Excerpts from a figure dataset
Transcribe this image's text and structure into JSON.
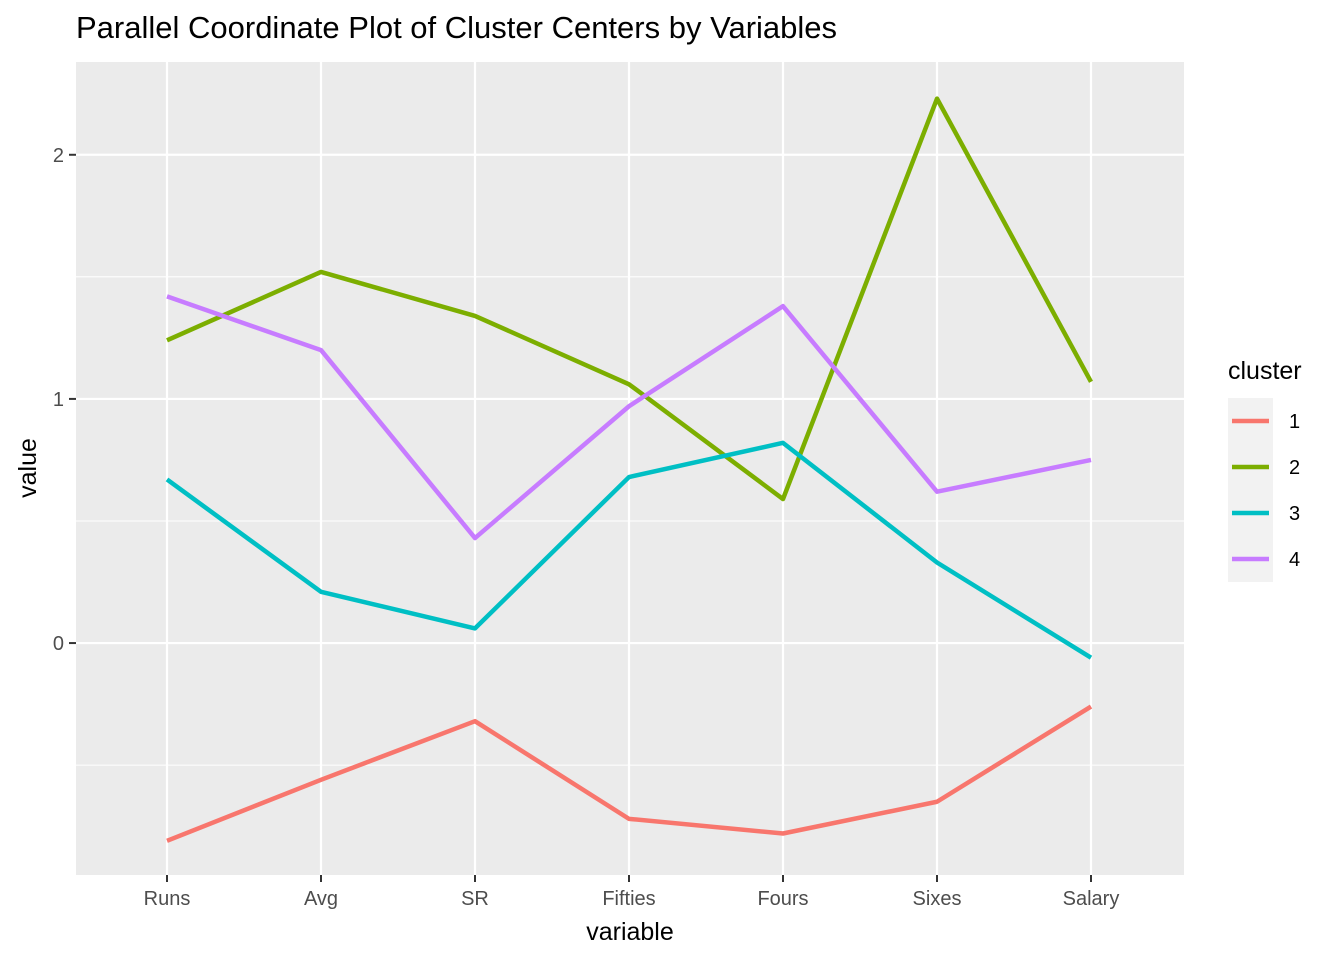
{
  "chart_data": {
    "type": "line",
    "title": "Parallel Coordinate Plot of Cluster Centers by Variables",
    "xlabel": "variable",
    "ylabel": "value",
    "categories": [
      "Runs",
      "Avg",
      "SR",
      "Fifties",
      "Fours",
      "Sixes",
      "Salary"
    ],
    "yticks": [
      0,
      1,
      2
    ],
    "ylim": [
      -0.95,
      2.38
    ],
    "grid": true,
    "legend": {
      "title": "cluster",
      "position": "right"
    },
    "series": [
      {
        "name": "1",
        "color": "#F8766D",
        "values": [
          -0.81,
          -0.56,
          -0.32,
          -0.72,
          -0.78,
          -0.65,
          -0.26
        ]
      },
      {
        "name": "2",
        "color": "#7CAE00",
        "values": [
          1.24,
          1.52,
          1.34,
          1.06,
          0.59,
          2.23,
          1.07
        ]
      },
      {
        "name": "3",
        "color": "#00BFC4",
        "values": [
          0.67,
          0.21,
          0.06,
          0.68,
          0.82,
          0.33,
          -0.06
        ]
      },
      {
        "name": "4",
        "color": "#C77CFF",
        "values": [
          1.42,
          1.2,
          0.43,
          0.97,
          1.38,
          0.62,
          0.75
        ]
      }
    ]
  }
}
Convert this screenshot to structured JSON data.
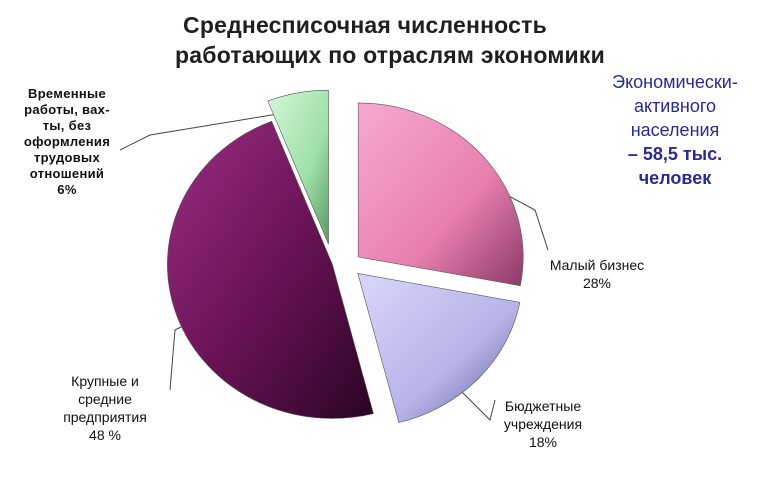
{
  "chart_data": {
    "type": "pie",
    "title_lines": [
      "Среднесписочная численность",
      "работающих по отраслям экономики"
    ],
    "slices": [
      {
        "label_lines": [
          "Малый бизнес",
          "28%"
        ],
        "value": 28,
        "color": "#e77fb0"
      },
      {
        "label_lines": [
          "Бюджетные",
          "учреждения",
          "18%"
        ],
        "value": 18,
        "color": "#b6b3e8"
      },
      {
        "label_lines": [
          "Крупные и",
          "средние",
          "предприятия",
          "48 %"
        ],
        "value": 48,
        "color": "#6b1358"
      },
      {
        "label_lines": [
          "Временные",
          "работы, вах-",
          "ты, без",
          "оформления",
          "трудовых",
          "отношений",
          "6%"
        ],
        "value": 6,
        "color": "#9fe0a8"
      }
    ]
  },
  "note_lines": [
    "Экономически-",
    "активного",
    "населения",
    "– 58,5 тыс.",
    "человек"
  ]
}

▶ _Aim_
Repeat the material above verbatim. Leave the pictures behind.

▶ _Output of the task_
Transcribe this image's text and structure into JSON.
{
  "chart_data": {
    "type": "line",
    "title": "Parallel Coordinate Plot of Cluster Centers by Variables",
    "xlabel": "variable",
    "ylabel": "value",
    "categories": [
      "Runs",
      "Avg",
      "SR",
      "Fifties",
      "Fours",
      "Sixes",
      "Salary"
    ],
    "yticks": [
      0,
      1,
      2
    ],
    "ylim": [
      -0.95,
      2.38
    ],
    "grid": true,
    "legend": {
      "title": "cluster",
      "position": "right"
    },
    "series": [
      {
        "name": "1",
        "color": "#F8766D",
        "values": [
          -0.81,
          -0.56,
          -0.32,
          -0.72,
          -0.78,
          -0.65,
          -0.26
        ]
      },
      {
        "name": "2",
        "color": "#7CAE00",
        "values": [
          1.24,
          1.52,
          1.34,
          1.06,
          0.59,
          2.23,
          1.07
        ]
      },
      {
        "name": "3",
        "color": "#00BFC4",
        "values": [
          0.67,
          0.21,
          0.06,
          0.68,
          0.82,
          0.33,
          -0.06
        ]
      },
      {
        "name": "4",
        "color": "#C77CFF",
        "values": [
          1.42,
          1.2,
          0.43,
          0.97,
          1.38,
          0.62,
          0.75
        ]
      }
    ]
  }
}
Convert this screenshot to structured JSON data.
{
  "chart_data": {
    "type": "pie",
    "title_lines": [
      "Среднесписочная численность",
      "работающих по отраслям экономики"
    ],
    "slices": [
      {
        "label_lines": [
          "Малый бизнес",
          "28%"
        ],
        "value": 28,
        "color": "#e77fb0"
      },
      {
        "label_lines": [
          "Бюджетные",
          "учреждения",
          "18%"
        ],
        "value": 18,
        "color": "#b6b3e8"
      },
      {
        "label_lines": [
          "Крупные и",
          "средние",
          "предприятия",
          "48 %"
        ],
        "value": 48,
        "color": "#6b1358"
      },
      {
        "label_lines": [
          "Временные",
          "работы, вах-",
          "ты, без",
          "оформления",
          "трудовых",
          "отношений",
          "6%"
        ],
        "value": 6,
        "color": "#9fe0a8"
      }
    ]
  },
  "note_lines": [
    "Экономически-",
    "активного",
    "населения",
    "– 58,5 тыс.",
    "человек"
  ]
}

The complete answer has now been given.